— START DATA SHOWN —
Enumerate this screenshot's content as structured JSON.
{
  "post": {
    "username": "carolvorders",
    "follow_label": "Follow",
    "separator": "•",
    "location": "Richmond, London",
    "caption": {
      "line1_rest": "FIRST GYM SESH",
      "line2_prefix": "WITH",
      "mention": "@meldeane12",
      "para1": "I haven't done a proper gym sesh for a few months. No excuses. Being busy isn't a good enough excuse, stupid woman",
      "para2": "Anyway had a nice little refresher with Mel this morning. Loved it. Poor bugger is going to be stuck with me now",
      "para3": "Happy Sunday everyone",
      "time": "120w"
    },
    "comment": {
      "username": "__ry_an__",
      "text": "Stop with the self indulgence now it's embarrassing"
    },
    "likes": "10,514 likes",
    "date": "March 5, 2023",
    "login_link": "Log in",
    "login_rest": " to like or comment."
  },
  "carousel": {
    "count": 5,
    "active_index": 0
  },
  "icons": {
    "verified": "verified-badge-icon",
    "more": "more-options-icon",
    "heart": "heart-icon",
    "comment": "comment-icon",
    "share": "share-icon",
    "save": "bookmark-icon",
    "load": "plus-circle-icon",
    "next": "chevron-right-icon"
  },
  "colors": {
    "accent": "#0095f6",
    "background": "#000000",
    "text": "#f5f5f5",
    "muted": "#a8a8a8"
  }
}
— END DATA SHOWN —
DESCRIPTION OF THE TASK — Extract the full set of entries word for word.

TASK RESULT —
Enumerate this screenshot's content as structured JSON.
{
  "post": {
    "username": "carolvorders",
    "follow_label": "Follow",
    "separator": "•",
    "location": "Richmond, London",
    "caption": {
      "line1_rest": "FIRST GYM SESH",
      "line2_prefix": "WITH",
      "mention": "@meldeane12",
      "para1": "I haven't done a proper gym sesh for a few months. No excuses. Being busy isn't a good enough excuse, stupid woman",
      "para2": "Anyway had a nice little refresher with Mel this morning. Loved it. Poor bugger is going to be stuck with me now",
      "para3": "Happy Sunday everyone",
      "time": "120w"
    },
    "comment": {
      "username": "__ry_an__",
      "text": "Stop with the self indulgence now it's embarrassing"
    },
    "likes": "10,514 likes",
    "date": "March 5, 2023",
    "login_link": "Log in",
    "login_rest": " to like or comment."
  },
  "carousel": {
    "count": 5,
    "active_index": 0
  },
  "icons": {
    "verified": "verified-badge-icon",
    "more": "more-options-icon",
    "heart": "heart-icon",
    "comment": "comment-icon",
    "share": "share-icon",
    "save": "bookmark-icon",
    "load": "plus-circle-icon",
    "next": "chevron-right-icon"
  },
  "colors": {
    "accent": "#0095f6",
    "background": "#000000",
    "text": "#f5f5f5",
    "muted": "#a8a8a8"
  }
}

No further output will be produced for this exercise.